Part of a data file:

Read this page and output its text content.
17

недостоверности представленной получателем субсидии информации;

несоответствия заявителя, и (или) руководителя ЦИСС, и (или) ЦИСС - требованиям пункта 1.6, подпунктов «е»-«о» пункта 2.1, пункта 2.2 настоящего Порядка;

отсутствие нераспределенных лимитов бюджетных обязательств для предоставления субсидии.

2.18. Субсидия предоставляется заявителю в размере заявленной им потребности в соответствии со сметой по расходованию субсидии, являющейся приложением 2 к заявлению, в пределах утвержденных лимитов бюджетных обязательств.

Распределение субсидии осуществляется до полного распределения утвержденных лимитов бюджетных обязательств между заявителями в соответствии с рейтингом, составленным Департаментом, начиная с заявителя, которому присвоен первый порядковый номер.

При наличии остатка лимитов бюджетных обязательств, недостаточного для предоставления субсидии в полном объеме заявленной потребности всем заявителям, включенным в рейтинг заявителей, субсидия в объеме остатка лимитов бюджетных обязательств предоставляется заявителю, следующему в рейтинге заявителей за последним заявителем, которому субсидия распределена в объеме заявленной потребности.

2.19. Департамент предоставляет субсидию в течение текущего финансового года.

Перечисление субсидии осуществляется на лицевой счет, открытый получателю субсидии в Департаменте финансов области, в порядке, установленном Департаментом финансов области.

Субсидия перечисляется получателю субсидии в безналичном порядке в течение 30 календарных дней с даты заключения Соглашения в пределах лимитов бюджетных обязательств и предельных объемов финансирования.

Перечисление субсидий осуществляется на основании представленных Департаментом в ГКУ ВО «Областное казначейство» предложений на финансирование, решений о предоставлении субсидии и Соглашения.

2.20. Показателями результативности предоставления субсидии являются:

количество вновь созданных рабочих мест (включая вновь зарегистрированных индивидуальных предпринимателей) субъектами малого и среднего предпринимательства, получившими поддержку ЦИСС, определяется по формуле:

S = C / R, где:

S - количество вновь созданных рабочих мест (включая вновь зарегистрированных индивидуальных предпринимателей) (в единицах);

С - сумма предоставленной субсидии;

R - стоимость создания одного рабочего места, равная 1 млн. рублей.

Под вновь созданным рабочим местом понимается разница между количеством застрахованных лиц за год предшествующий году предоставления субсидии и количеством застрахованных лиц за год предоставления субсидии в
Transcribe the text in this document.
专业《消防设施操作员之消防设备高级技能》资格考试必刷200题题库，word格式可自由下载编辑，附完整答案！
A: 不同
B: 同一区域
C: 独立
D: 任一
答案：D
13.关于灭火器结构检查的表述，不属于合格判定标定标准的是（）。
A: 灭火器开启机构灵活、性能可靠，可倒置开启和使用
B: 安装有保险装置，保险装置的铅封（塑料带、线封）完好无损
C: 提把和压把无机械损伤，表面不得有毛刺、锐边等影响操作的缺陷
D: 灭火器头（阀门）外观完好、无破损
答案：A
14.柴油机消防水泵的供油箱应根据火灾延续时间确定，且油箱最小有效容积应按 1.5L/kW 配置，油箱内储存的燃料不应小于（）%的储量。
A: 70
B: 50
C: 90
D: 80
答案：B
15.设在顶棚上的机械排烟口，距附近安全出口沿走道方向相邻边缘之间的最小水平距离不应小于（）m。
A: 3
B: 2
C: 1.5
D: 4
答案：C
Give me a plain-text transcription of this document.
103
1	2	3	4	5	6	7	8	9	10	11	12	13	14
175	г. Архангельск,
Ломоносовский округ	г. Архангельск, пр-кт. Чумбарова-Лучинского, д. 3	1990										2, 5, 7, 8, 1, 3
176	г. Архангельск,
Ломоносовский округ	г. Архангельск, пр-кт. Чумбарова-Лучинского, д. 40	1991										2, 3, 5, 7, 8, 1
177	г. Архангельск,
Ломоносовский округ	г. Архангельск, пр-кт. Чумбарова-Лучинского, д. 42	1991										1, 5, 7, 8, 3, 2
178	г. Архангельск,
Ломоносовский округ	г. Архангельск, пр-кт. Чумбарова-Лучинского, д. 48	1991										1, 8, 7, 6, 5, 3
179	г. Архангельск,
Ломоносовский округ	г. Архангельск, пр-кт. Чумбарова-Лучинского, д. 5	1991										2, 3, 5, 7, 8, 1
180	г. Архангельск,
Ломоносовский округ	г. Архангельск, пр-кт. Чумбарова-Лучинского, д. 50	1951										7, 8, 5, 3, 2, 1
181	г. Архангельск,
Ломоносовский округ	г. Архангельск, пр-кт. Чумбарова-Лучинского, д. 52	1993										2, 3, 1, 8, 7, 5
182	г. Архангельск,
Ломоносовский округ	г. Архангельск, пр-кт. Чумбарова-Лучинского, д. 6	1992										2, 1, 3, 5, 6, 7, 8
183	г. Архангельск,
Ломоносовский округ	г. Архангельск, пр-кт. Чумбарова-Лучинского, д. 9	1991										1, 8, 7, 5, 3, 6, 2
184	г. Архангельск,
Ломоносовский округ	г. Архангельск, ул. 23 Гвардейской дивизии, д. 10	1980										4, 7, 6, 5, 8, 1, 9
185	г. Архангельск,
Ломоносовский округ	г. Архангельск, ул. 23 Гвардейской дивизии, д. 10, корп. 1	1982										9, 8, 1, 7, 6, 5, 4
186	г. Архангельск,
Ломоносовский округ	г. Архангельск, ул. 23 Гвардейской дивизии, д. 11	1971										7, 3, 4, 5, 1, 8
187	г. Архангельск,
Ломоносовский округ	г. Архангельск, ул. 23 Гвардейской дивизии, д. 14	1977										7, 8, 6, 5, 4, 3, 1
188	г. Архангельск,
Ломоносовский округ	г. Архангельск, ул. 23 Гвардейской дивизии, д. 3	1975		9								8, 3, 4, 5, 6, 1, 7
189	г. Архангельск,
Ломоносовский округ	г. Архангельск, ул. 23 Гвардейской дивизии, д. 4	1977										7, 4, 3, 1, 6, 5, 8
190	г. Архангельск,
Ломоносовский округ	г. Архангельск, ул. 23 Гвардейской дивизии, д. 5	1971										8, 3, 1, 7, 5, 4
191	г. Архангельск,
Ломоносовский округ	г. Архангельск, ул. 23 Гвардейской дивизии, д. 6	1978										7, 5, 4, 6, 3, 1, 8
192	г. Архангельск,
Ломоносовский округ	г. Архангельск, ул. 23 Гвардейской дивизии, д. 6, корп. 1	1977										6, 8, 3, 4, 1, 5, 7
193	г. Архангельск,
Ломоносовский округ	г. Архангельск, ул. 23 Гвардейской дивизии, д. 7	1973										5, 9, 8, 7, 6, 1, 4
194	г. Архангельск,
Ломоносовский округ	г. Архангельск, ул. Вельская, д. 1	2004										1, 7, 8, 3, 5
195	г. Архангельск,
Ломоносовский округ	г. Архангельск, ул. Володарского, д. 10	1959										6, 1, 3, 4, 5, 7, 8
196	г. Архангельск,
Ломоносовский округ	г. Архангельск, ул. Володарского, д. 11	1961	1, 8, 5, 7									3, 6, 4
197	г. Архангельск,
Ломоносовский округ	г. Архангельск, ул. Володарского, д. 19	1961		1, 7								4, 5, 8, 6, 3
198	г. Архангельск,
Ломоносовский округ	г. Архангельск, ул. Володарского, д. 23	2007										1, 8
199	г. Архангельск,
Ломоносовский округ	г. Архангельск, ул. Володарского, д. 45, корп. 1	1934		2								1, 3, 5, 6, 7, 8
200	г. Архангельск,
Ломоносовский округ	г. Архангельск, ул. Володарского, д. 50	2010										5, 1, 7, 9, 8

- Problem to solve -
Quote every record above exactly.

- Response to this exercise -
Read this page and output its text content.
17

недостоверности представленной получателем субсидии информации;

несоответствия заявителя, и (или) руководителя ЦИСС, и (или) ЦИСС - требованиям пункта 1.6, подпунктов «е»-«о» пункта 2.1, пункта 2.2 настоящего Порядка;

отсутствие нераспределенных лимитов бюджетных обязательств для предоставления субсидии.

2.18. Субсидия предоставляется заявителю в размере заявленной им потребности в соответствии со сметой по расходованию субсидии, являющейся приложением 2 к заявлению, в пределах утвержденных лимитов бюджетных обязательств.

Распределение субсидии осуществляется до полного распределения утвержденных лимитов бюджетных обязательств между заявителями в соответствии с рейтингом, составленным Департаментом, начиная с заявителя, которому присвоен первый порядковый номер.

При наличии остатка лимитов бюджетных обязательств, недостаточного для предоставления субсидии в полном объеме заявленной потребности всем заявителям, включенным в рейтинг заявителей, субсидия в объеме остатка лимитов бюджетных обязательств предоставляется заявителю, следующему в рейтинге заявителей за последним заявителем, которому субсидия распределена в объеме заявленной потребности.

2.19. Департамент предоставляет субсидию в течение текущего финансового года.

Перечисление субсидии осуществляется на лицевой счет, открытый получателю субсидии в Департаменте финансов области, в порядке, установленном Департаментом финансов области.

Субсидия перечисляется получателю субсидии в безналичном порядке в течение 30 календарных дней с даты заключения Соглашения в пределах лимитов бюджетных обязательств и предельных объемов финансирования.

Перечисление субсидий осуществляется на основании представленных Департаментом в ГКУ ВО «Областное казначейство» предложений на финансирование, решений о предоставлении субсидии и Соглашения.

2.20. Показателями результативности предоставления субсидии являются:

количество вновь созданных рабочих мест (включая вновь зарегистрированных индивидуальных предпринимателей) субъектами малого и среднего предпринимательства, получившими поддержку ЦИСС, определяется по формуле:

S = C / R, где:

S - количество вновь созданных рабочих мест (включая вновь зарегистрированных индивидуальных предпринимателей) (в единицах);

С - сумма предоставленной субсидии;

R - стоимость создания одного рабочего места, равная 1 млн. рублей.

Под вновь созданным рабочим местом понимается разница между количеством застрахованных лиц за год предшествующий году предоставления субсидии и количеством застрахованных лиц за год предоставления субсидии в
Transcribe the text in this document.
专业《消防设施操作员之消防设备高级技能》资格考试必刷200题题库，word格式可自由下载编辑，附完整答案！
A: 不同
B: 同一区域
C: 独立
D: 任一
答案：D
13.关于灭火器结构检查的表述，不属于合格判定标定标准的是（）。
A: 灭火器开启机构灵活、性能可靠，可倒置开启和使用
B: 安装有保险装置，保险装置的铅封（塑料带、线封）完好无损
C: 提把和压把无机械损伤，表面不得有毛刺、锐边等影响操作的缺陷
D: 灭火器头（阀门）外观完好、无破损
答案：A
14.柴油机消防水泵的供油箱应根据火灾延续时间确定，且油箱最小有效容积应按 1.5L/kW 配置，油箱内储存的燃料不应小于（）%的储量。
A: 70
B: 50
C: 90
D: 80
答案：B
15.设在顶棚上的机械排烟口，距附近安全出口沿走道方向相邻边缘之间的最小水平距离不应小于（）m。
A: 3
B: 2
C: 1.5
D: 4
答案：C
Give me a plain-text transcription of this document.
103
1	2	3	4	5	6	7	8	9	10	11	12	13	14
175	г. Архангельск,
Ломоносовский округ	г. Архангельск, пр-кт. Чумбарова-Лучинского, д. 3	1990										2, 5, 7, 8, 1, 3
176	г. Архангельск,
Ломоносовский округ	г. Архангельск, пр-кт. Чумбарова-Лучинского, д. 40	1991										2, 3, 5, 7, 8, 1
177	г. Архангельск,
Ломоносовский округ	г. Архангельск, пр-кт. Чумбарова-Лучинского, д. 42	1991										1, 5, 7, 8, 3, 2
178	г. Архангельск,
Ломоносовский округ	г. Архангельск, пр-кт. Чумбарова-Лучинского, д. 48	1991										1, 8, 7, 6, 5, 3
179	г. Архангельск,
Ломоносовский округ	г. Архангельск, пр-кт. Чумбарова-Лучинского, д. 5	1991										2, 3, 5, 7, 8, 1
180	г. Архангельск,
Ломоносовский округ	г. Архангельск, пр-кт. Чумбарова-Лучинского, д. 50	1951										7, 8, 5, 3, 2, 1
181	г. Архангельск,
Ломоносовский округ	г. Архангельск, пр-кт. Чумбарова-Лучинского, д. 52	1993										2, 3, 1, 8, 7, 5
182	г. Архангельск,
Ломоносовский округ	г. Архангельск, пр-кт. Чумбарова-Лучинского, д. 6	1992										2, 1, 3, 5, 6, 7, 8
183	г. Архангельск,
Ломоносовский округ	г. Архангельск, пр-кт. Чумбарова-Лучинского, д. 9	1991										1, 8, 7, 5, 3, 6, 2
184	г. Архангельск,
Ломоносовский округ	г. Архангельск, ул. 23 Гвардейской дивизии, д. 10	1980										4, 7, 6, 5, 8, 1, 9
185	г. Архангельск,
Ломоносовский округ	г. Архангельск, ул. 23 Гвардейской дивизии, д. 10, корп. 1	1982										9, 8, 1, 7, 6, 5, 4
186	г. Архангельск,
Ломоносовский округ	г. Архангельск, ул. 23 Гвардейской дивизии, д. 11	1971										7, 3, 4, 5, 1, 8
187	г. Архангельск,
Ломоносовский округ	г. Архангельск, ул. 23 Гвардейской дивизии, д. 14	1977										7, 8, 6, 5, 4, 3, 1
188	г. Архангельск,
Ломоносовский округ	г. Архангельск, ул. 23 Гвардейской дивизии, д. 3	1975		9								8, 3, 4, 5, 6, 1, 7
189	г. Архангельск,
Ломоносовский округ	г. Архангельск, ул. 23 Гвардейской дивизии, д. 4	1977										7, 4, 3, 1, 6, 5, 8
190	г. Архангельск,
Ломоносовский округ	г. Архангельск, ул. 23 Гвардейской дивизии, д. 5	1971										8, 3, 1, 7, 5, 4
191	г. Архангельск,
Ломоносовский округ	г. Архангельск, ул. 23 Гвардейской дивизии, д. 6	1978										7, 5, 4, 6, 3, 1, 8
192	г. Архангельск,
Ломоносовский округ	г. Архангельск, ул. 23 Гвардейской дивизии, д. 6, корп. 1	1977										6, 8, 3, 4, 1, 5, 7
193	г. Архангельск,
Ломоносовский округ	г. Архангельск, ул. 23 Гвардейской дивизии, д. 7	1973										5, 9, 8, 7, 6, 1, 4
194	г. Архангельск,
Ломоносовский округ	г. Архангельск, ул. Вельская, д. 1	2004										1, 7, 8, 3, 5
195	г. Архангельск,
Ломоносовский округ	г. Архангельск, ул. Володарского, д. 10	1959										6, 1, 3, 4, 5, 7, 8
196	г. Архангельск,
Ломоносовский округ	г. Архангельск, ул. Володарского, д. 11	1961	1, 8, 5, 7									3, 6, 4
197	г. Архангельск,
Ломоносовский округ	г. Архангельск, ул. Володарского, д. 19	1961		1, 7								4, 5, 8, 6, 3
198	г. Архангельск,
Ломоносовский округ	г. Архангельск, ул. Володарского, д. 23	2007										1, 8
199	г. Архангельск,
Ломоносовский округ	г. Архангельск, ул. Володарского, д. 45, корп. 1	1934		2								1, 3, 5, 6, 7, 8
200	г. Архангельск,
Ломоносовский округ	г. Архангельск, ул. Володарского, д. 50	2010										5, 1, 7, 9, 8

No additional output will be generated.